[Extracted records]
_ _ _ _ _

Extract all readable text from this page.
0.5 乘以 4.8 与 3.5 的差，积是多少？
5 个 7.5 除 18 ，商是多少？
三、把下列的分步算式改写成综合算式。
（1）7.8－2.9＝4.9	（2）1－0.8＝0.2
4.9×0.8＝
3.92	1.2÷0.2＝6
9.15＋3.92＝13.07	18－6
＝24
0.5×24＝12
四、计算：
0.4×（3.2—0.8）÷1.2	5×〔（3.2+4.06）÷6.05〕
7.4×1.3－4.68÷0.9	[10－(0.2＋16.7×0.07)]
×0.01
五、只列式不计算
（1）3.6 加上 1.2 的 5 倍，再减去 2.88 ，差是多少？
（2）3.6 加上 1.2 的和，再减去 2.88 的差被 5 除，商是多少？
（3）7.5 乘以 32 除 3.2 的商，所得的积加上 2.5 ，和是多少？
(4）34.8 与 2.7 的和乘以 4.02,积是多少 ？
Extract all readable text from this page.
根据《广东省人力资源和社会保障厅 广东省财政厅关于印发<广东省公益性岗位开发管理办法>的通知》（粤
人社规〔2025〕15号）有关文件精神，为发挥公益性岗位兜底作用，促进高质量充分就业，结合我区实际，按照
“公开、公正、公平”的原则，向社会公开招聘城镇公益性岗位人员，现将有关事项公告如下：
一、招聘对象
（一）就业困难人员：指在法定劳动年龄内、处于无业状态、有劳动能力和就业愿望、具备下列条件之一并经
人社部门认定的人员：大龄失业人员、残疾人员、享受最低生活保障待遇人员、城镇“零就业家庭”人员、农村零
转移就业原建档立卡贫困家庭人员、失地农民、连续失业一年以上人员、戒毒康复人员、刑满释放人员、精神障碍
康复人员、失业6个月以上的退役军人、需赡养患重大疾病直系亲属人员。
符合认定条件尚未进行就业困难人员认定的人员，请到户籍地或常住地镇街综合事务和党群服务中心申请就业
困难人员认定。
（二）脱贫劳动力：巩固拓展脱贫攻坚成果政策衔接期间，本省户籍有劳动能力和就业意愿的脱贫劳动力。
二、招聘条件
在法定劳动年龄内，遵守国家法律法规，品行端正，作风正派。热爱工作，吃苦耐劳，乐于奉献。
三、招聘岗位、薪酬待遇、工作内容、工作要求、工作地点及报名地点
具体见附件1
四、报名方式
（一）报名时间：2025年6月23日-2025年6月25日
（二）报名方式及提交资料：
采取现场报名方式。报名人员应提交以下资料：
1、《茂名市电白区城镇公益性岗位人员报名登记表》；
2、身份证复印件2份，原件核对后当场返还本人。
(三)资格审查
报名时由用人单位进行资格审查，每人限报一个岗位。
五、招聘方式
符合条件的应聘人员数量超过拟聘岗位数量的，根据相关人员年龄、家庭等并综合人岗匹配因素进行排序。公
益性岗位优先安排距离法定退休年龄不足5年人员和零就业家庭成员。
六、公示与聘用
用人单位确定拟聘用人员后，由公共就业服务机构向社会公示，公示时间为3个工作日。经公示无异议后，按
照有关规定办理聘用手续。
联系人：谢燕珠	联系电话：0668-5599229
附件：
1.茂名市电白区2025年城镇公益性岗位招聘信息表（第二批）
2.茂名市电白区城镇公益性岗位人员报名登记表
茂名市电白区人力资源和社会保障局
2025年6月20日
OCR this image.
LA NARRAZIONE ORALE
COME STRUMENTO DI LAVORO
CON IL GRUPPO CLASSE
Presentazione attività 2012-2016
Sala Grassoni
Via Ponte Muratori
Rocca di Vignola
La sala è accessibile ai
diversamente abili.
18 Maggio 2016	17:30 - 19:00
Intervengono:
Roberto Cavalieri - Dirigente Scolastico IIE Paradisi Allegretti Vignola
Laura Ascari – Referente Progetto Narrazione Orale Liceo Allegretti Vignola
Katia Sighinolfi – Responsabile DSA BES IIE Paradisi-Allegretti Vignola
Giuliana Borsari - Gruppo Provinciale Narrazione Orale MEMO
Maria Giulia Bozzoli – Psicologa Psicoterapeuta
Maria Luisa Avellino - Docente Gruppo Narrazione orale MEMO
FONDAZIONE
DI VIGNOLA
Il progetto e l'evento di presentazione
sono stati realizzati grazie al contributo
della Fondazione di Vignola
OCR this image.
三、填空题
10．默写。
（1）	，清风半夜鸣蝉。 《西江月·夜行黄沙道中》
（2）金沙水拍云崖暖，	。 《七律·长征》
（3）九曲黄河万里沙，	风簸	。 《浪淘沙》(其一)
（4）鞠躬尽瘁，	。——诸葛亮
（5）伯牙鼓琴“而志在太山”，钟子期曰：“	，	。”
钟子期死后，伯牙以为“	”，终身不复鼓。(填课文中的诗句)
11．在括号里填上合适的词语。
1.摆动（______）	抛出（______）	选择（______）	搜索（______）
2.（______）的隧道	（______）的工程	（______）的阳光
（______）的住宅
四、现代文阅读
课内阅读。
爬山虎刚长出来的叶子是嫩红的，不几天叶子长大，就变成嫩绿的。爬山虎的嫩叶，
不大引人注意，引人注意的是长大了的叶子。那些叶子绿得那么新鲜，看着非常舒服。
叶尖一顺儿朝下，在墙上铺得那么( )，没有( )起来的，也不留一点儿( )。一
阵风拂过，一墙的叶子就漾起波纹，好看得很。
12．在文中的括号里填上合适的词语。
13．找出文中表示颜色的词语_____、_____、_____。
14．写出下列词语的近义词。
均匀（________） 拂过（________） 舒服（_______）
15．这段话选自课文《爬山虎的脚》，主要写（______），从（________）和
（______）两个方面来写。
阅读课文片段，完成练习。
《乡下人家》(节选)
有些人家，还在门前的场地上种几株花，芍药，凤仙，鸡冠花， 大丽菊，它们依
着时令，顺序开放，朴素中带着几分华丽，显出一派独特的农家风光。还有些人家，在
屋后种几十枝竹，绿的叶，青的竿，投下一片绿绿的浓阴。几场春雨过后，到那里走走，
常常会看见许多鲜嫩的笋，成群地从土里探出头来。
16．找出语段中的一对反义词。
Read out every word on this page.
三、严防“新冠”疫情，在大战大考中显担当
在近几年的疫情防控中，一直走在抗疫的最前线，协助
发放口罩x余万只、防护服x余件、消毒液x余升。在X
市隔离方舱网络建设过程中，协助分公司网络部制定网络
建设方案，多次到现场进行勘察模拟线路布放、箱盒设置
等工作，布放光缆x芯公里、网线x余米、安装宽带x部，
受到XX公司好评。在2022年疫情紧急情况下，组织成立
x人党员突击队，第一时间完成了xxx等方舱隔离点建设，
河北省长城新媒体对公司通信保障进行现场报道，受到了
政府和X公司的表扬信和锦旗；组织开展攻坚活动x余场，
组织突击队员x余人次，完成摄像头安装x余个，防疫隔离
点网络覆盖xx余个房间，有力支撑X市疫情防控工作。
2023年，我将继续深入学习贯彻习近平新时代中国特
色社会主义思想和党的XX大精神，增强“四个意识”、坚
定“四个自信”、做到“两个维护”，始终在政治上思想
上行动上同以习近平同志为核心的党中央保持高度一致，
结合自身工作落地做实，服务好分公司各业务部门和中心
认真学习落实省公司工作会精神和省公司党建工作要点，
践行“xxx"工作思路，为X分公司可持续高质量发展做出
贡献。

_ _ _ _ _

- [Problem]: Your task is to repeat every entry exactly.

- [Correct response]:
Extract all readable text from this page.
0.5 乘以 4.8 与 3.5 的差，积是多少？
5 个 7.5 除 18 ，商是多少？
三、把下列的分步算式改写成综合算式。
（1）7.8－2.9＝4.9	（2）1－0.8＝0.2
4.9×0.8＝
3.92	1.2÷0.2＝6
9.15＋3.92＝13.07	18－6
＝24
0.5×24＝12
四、计算：
0.4×（3.2—0.8）÷1.2	5×〔（3.2+4.06）÷6.05〕
7.4×1.3－4.68÷0.9	[10－(0.2＋16.7×0.07)]
×0.01
五、只列式不计算
（1）3.6 加上 1.2 的 5 倍，再减去 2.88 ，差是多少？
（2）3.6 加上 1.2 的和，再减去 2.88 的差被 5 除，商是多少？
（3）7.5 乘以 32 除 3.2 的商，所得的积加上 2.5 ，和是多少？
(4）34.8 与 2.7 的和乘以 4.02,积是多少 ？
Extract all readable text from this page.
根据《广东省人力资源和社会保障厅 广东省财政厅关于印发<广东省公益性岗位开发管理办法>的通知》（粤
人社规〔2025〕15号）有关文件精神，为发挥公益性岗位兜底作用，促进高质量充分就业，结合我区实际，按照
“公开、公正、公平”的原则，向社会公开招聘城镇公益性岗位人员，现将有关事项公告如下：
一、招聘对象
（一）就业困难人员：指在法定劳动年龄内、处于无业状态、有劳动能力和就业愿望、具备下列条件之一并经
人社部门认定的人员：大龄失业人员、残疾人员、享受最低生活保障待遇人员、城镇“零就业家庭”人员、农村零
转移就业原建档立卡贫困家庭人员、失地农民、连续失业一年以上人员、戒毒康复人员、刑满释放人员、精神障碍
康复人员、失业6个月以上的退役军人、需赡养患重大疾病直系亲属人员。
符合认定条件尚未进行就业困难人员认定的人员，请到户籍地或常住地镇街综合事务和党群服务中心申请就业
困难人员认定。
（二）脱贫劳动力：巩固拓展脱贫攻坚成果政策衔接期间，本省户籍有劳动能力和就业意愿的脱贫劳动力。
二、招聘条件
在法定劳动年龄内，遵守国家法律法规，品行端正，作风正派。热爱工作，吃苦耐劳，乐于奉献。
三、招聘岗位、薪酬待遇、工作内容、工作要求、工作地点及报名地点
具体见附件1
四、报名方式
（一）报名时间：2025年6月23日-2025年6月25日
（二）报名方式及提交资料：
采取现场报名方式。报名人员应提交以下资料：
1、《茂名市电白区城镇公益性岗位人员报名登记表》；
2、身份证复印件2份，原件核对后当场返还本人。
(三)资格审查
报名时由用人单位进行资格审查，每人限报一个岗位。
五、招聘方式
符合条件的应聘人员数量超过拟聘岗位数量的，根据相关人员年龄、家庭等并综合人岗匹配因素进行排序。公
益性岗位优先安排距离法定退休年龄不足5年人员和零就业家庭成员。
六、公示与聘用
用人单位确定拟聘用人员后，由公共就业服务机构向社会公示，公示时间为3个工作日。经公示无异议后，按
照有关规定办理聘用手续。
联系人：谢燕珠	联系电话：0668-5599229
附件：
1.茂名市电白区2025年城镇公益性岗位招聘信息表（第二批）
2.茂名市电白区城镇公益性岗位人员报名登记表
茂名市电白区人力资源和社会保障局
2025年6月20日
OCR this image.
LA NARRAZIONE ORALE
COME STRUMENTO DI LAVORO
CON IL GRUPPO CLASSE
Presentazione attività 2012-2016
Sala Grassoni
Via Ponte Muratori
Rocca di Vignola
La sala è accessibile ai
diversamente abili.
18 Maggio 2016	17:30 - 19:00
Intervengono:
Roberto Cavalieri - Dirigente Scolastico IIE Paradisi Allegretti Vignola
Laura Ascari – Referente Progetto Narrazione Orale Liceo Allegretti Vignola
Katia Sighinolfi – Responsabile DSA BES IIE Paradisi-Allegretti Vignola
Giuliana Borsari - Gruppo Provinciale Narrazione Orale MEMO
Maria Giulia Bozzoli – Psicologa Psicoterapeuta
Maria Luisa Avellino - Docente Gruppo Narrazione orale MEMO
FONDAZIONE
DI VIGNOLA
Il progetto e l'evento di presentazione
sono stati realizzati grazie al contributo
della Fondazione di Vignola
OCR this image.
三、填空题
10．默写。
（1）	，清风半夜鸣蝉。 《西江月·夜行黄沙道中》
（2）金沙水拍云崖暖，	。 《七律·长征》
（3）九曲黄河万里沙，	风簸	。 《浪淘沙》(其一)
（4）鞠躬尽瘁，	。——诸葛亮
（5）伯牙鼓琴“而志在太山”，钟子期曰：“	，	。”
钟子期死后，伯牙以为“	”，终身不复鼓。(填课文中的诗句)
11．在括号里填上合适的词语。
1.摆动（______）	抛出（______）	选择（______）	搜索（______）
2.（______）的隧道	（______）的工程	（______）的阳光
（______）的住宅
四、现代文阅读
课内阅读。
爬山虎刚长出来的叶子是嫩红的，不几天叶子长大，就变成嫩绿的。爬山虎的嫩叶，
不大引人注意，引人注意的是长大了的叶子。那些叶子绿得那么新鲜，看着非常舒服。
叶尖一顺儿朝下，在墙上铺得那么( )，没有( )起来的，也不留一点儿( )。一
阵风拂过，一墙的叶子就漾起波纹，好看得很。
12．在文中的括号里填上合适的词语。
13．找出文中表示颜色的词语_____、_____、_____。
14．写出下列词语的近义词。
均匀（________） 拂过（________） 舒服（_______）
15．这段话选自课文《爬山虎的脚》，主要写（______），从（________）和
（______）两个方面来写。
阅读课文片段，完成练习。
《乡下人家》(节选)
有些人家，还在门前的场地上种几株花，芍药，凤仙，鸡冠花， 大丽菊，它们依
着时令，顺序开放，朴素中带着几分华丽，显出一派独特的农家风光。还有些人家，在
屋后种几十枝竹，绿的叶，青的竿，投下一片绿绿的浓阴。几场春雨过后，到那里走走，
常常会看见许多鲜嫩的笋，成群地从土里探出头来。
16．找出语段中的一对反义词。
Read out every word on this page.
三、严防“新冠”疫情，在大战大考中显担当
在近几年的疫情防控中，一直走在抗疫的最前线，协助
发放口罩x余万只、防护服x余件、消毒液x余升。在X
市隔离方舱网络建设过程中，协助分公司网络部制定网络
建设方案，多次到现场进行勘察模拟线路布放、箱盒设置
等工作，布放光缆x芯公里、网线x余米、安装宽带x部，
受到XX公司好评。在2022年疫情紧急情况下，组织成立
x人党员突击队，第一时间完成了xxx等方舱隔离点建设，
河北省长城新媒体对公司通信保障进行现场报道，受到了
政府和X公司的表扬信和锦旗；组织开展攻坚活动x余场，
组织突击队员x余人次，完成摄像头安装x余个，防疫隔离
点网络覆盖xx余个房间，有力支撑X市疫情防控工作。
2023年，我将继续深入学习贯彻习近平新时代中国特
色社会主义思想和党的XX大精神，增强“四个意识”、坚
定“四个自信”、做到“两个维护”，始终在政治上思想
上行动上同以习近平同志为核心的党中央保持高度一致，
结合自身工作落地做实，服务好分公司各业务部门和中心
认真学习落实省公司工作会精神和省公司党建工作要点，
践行“xxx"工作思路，为X分公司可持续高质量发展做出
贡献。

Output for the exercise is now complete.